Element position data:
=======

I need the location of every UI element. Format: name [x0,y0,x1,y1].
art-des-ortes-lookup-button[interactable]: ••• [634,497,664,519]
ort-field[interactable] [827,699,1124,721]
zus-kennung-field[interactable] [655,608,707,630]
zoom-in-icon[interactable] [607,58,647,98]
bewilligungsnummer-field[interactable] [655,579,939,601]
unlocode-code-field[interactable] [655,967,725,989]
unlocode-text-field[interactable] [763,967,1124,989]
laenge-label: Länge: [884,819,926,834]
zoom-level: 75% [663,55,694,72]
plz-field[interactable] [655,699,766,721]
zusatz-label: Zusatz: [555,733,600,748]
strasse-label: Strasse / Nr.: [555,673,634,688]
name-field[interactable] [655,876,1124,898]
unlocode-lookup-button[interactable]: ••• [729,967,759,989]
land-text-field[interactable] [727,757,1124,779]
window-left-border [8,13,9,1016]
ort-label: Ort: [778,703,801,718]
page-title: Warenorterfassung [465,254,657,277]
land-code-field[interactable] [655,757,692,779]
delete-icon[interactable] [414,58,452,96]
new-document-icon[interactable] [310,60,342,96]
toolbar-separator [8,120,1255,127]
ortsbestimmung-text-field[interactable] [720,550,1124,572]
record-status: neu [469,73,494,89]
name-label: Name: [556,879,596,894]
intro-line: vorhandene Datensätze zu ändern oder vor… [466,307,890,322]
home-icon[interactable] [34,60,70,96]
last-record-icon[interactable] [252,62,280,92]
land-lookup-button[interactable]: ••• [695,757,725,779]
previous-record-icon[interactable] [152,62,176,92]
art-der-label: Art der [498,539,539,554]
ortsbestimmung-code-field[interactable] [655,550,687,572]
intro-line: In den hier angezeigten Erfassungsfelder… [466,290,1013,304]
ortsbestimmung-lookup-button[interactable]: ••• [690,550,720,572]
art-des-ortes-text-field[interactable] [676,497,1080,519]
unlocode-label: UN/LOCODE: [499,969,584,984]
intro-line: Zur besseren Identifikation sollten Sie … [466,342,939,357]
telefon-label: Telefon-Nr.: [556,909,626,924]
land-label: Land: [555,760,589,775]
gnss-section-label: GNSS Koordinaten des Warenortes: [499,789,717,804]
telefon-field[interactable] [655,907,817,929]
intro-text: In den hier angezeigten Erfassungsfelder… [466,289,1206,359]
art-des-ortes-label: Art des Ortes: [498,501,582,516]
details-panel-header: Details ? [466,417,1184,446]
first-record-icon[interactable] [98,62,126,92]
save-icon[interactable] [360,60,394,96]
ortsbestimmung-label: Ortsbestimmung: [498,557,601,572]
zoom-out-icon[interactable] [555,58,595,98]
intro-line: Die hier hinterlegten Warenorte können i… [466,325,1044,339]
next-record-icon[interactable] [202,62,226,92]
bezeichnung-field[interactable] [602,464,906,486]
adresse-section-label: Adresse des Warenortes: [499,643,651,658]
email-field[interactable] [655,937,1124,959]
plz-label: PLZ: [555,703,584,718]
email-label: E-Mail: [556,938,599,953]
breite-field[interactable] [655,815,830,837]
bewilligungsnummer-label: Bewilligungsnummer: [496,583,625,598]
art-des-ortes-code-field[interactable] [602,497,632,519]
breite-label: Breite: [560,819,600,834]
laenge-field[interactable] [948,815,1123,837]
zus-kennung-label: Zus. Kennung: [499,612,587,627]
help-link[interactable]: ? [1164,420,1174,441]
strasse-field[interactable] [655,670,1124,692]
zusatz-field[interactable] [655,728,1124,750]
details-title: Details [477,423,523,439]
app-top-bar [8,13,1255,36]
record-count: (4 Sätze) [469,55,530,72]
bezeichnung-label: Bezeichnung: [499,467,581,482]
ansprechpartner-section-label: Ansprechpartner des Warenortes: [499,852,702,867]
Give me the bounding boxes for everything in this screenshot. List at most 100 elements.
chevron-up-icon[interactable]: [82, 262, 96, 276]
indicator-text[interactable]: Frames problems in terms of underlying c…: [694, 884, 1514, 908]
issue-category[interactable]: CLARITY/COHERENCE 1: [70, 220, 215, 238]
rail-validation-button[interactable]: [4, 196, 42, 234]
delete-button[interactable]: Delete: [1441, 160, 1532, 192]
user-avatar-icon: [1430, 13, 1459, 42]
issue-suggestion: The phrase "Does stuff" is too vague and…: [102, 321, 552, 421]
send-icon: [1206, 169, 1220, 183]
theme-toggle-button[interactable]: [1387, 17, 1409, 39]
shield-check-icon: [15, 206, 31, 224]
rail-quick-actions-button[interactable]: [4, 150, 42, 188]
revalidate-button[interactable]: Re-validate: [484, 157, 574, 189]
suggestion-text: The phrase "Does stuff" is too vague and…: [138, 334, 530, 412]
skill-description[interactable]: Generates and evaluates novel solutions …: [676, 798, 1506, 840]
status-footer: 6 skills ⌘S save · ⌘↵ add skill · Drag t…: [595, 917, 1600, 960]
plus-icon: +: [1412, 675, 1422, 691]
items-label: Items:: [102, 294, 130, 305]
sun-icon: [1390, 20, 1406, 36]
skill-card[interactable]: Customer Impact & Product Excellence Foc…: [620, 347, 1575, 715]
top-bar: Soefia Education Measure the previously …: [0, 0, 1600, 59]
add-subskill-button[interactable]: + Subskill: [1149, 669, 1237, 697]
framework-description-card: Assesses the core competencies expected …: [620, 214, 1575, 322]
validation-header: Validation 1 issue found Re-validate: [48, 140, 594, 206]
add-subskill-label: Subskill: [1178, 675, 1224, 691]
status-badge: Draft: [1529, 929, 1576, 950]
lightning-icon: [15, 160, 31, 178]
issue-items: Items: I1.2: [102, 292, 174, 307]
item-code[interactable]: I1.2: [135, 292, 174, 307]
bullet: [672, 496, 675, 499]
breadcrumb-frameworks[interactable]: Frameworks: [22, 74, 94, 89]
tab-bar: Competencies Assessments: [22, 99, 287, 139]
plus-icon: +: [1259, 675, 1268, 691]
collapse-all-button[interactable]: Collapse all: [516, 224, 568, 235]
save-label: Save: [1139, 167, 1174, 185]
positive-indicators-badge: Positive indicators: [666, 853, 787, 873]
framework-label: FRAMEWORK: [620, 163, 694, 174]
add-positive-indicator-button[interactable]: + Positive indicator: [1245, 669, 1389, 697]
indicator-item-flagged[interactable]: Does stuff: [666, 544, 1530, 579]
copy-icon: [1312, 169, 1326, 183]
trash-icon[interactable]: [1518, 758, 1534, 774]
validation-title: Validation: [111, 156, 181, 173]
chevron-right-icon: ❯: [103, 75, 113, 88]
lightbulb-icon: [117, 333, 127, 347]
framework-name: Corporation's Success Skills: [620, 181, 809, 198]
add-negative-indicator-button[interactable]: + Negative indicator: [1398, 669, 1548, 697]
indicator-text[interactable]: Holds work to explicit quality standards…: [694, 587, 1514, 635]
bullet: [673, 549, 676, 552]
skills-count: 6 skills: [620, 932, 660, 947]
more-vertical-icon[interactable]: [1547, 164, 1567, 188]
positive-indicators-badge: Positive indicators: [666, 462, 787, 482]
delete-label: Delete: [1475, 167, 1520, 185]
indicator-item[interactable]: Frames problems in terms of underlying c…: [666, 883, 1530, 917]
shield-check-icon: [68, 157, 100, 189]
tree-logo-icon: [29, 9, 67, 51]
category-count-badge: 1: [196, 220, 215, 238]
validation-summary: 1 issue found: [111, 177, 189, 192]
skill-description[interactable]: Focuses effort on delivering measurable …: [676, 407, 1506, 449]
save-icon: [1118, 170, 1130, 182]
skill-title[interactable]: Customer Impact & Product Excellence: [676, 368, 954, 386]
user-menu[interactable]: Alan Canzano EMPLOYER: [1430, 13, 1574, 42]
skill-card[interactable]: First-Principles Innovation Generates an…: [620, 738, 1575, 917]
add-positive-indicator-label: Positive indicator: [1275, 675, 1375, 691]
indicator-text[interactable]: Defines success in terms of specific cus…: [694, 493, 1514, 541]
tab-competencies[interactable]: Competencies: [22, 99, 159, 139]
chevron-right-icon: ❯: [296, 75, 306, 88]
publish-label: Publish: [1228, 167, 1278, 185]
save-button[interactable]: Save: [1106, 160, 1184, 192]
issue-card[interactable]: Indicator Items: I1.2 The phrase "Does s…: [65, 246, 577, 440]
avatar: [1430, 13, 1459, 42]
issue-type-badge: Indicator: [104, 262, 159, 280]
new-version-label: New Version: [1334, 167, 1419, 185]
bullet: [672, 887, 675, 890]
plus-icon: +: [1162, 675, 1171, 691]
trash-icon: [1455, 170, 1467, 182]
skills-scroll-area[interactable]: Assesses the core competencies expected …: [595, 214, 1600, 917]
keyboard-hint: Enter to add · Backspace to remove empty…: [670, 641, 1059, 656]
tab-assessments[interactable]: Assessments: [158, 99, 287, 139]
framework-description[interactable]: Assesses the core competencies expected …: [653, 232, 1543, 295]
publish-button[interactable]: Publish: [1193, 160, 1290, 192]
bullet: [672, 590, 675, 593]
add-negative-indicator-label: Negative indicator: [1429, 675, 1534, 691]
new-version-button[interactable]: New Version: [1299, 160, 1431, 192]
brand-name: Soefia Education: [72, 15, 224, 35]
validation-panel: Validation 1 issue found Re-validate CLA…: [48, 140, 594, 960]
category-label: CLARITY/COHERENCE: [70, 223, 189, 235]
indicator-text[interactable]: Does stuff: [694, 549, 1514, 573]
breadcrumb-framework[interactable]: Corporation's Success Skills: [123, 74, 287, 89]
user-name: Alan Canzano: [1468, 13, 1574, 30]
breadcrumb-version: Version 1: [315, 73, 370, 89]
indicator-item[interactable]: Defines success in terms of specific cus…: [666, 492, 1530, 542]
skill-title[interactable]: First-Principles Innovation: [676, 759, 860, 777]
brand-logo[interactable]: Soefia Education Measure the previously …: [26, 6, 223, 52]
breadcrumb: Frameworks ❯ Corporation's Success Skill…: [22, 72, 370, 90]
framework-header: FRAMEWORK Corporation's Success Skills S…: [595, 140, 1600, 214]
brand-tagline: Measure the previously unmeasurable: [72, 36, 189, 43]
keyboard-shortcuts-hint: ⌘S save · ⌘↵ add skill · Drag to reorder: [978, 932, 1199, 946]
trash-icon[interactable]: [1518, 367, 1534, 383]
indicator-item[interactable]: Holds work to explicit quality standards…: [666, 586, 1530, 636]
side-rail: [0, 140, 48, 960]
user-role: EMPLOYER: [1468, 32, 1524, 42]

=======

Please present the lines of the data as a numbered list, starting from the first line and ending with the line containing "strasse-label: Strasse /", both included, and leave out any blank lines.

1. I need the location of every UI element. Format: name [x0,y0,x1,y1].
2. art-des-ortes-lookup-button[interactable]: ••• [634,497,664,519]
3. ort-field[interactable] [827,699,1124,721]
4. zus-kennung-field[interactable] [655,608,707,630]
5. zoom-in-icon[interactable] [607,58,647,98]
6. bewilligungsnummer-field[interactable] [655,579,939,601]
7. unlocode-code-field[interactable] [655,967,725,989]
8. unlocode-text-field[interactable] [763,967,1124,989]
9. laenge-label: Länge: [884,819,926,834]
10. zoom-level: 75% [663,55,694,72]
11. plz-field[interactable] [655,699,766,721]
12. zusatz-label: Zusatz: [555,733,600,748]
13. strasse-label: Strasse / Nr.: [555,673,634,688]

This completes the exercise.